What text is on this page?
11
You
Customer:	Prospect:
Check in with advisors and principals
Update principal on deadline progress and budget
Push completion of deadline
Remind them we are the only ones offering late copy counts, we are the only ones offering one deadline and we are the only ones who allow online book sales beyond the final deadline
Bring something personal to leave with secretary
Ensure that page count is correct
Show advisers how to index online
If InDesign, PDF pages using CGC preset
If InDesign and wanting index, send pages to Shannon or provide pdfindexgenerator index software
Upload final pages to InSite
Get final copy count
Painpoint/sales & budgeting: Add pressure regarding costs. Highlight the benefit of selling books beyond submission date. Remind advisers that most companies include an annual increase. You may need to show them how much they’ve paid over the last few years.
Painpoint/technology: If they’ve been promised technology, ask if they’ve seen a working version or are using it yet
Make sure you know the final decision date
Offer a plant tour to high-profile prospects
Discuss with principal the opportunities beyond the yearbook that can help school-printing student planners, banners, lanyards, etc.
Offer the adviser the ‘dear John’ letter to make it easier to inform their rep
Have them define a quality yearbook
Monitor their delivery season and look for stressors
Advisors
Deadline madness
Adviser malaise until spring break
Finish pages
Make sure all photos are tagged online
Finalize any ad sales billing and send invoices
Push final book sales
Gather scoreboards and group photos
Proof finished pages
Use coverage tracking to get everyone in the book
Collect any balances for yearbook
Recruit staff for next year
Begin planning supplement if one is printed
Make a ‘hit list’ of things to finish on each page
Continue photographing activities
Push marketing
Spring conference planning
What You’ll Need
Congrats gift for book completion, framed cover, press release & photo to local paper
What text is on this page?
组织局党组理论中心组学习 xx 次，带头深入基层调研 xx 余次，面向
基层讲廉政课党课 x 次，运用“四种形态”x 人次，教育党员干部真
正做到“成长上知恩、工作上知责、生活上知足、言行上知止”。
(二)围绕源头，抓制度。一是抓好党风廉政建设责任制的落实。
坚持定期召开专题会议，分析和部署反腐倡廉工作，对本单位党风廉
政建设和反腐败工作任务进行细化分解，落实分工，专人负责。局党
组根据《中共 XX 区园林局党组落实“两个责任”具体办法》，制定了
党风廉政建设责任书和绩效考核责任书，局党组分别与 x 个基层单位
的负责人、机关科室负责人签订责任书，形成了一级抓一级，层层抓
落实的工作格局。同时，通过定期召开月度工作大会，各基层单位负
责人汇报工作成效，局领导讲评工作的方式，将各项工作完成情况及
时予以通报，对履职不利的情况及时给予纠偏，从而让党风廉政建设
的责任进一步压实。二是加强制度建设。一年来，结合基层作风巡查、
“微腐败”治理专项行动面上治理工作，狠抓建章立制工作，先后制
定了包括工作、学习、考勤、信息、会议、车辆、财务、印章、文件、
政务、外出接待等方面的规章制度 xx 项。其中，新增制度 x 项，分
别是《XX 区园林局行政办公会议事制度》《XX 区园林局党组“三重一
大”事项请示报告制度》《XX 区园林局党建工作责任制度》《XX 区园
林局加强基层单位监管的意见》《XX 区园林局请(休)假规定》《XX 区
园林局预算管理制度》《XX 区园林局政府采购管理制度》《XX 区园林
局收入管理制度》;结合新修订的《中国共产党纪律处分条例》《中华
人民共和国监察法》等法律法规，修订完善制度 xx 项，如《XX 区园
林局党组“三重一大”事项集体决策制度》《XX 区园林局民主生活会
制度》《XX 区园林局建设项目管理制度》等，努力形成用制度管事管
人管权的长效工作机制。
·····
§ **To be done**:
Sift the material for lines with the string "InDesign". Copy each one found.

§ **Answer**:
If InDesign, PDF pages using CGC preset
If InDesign and wanting index, send pages to Shannon or provide pdfindexgenerator index software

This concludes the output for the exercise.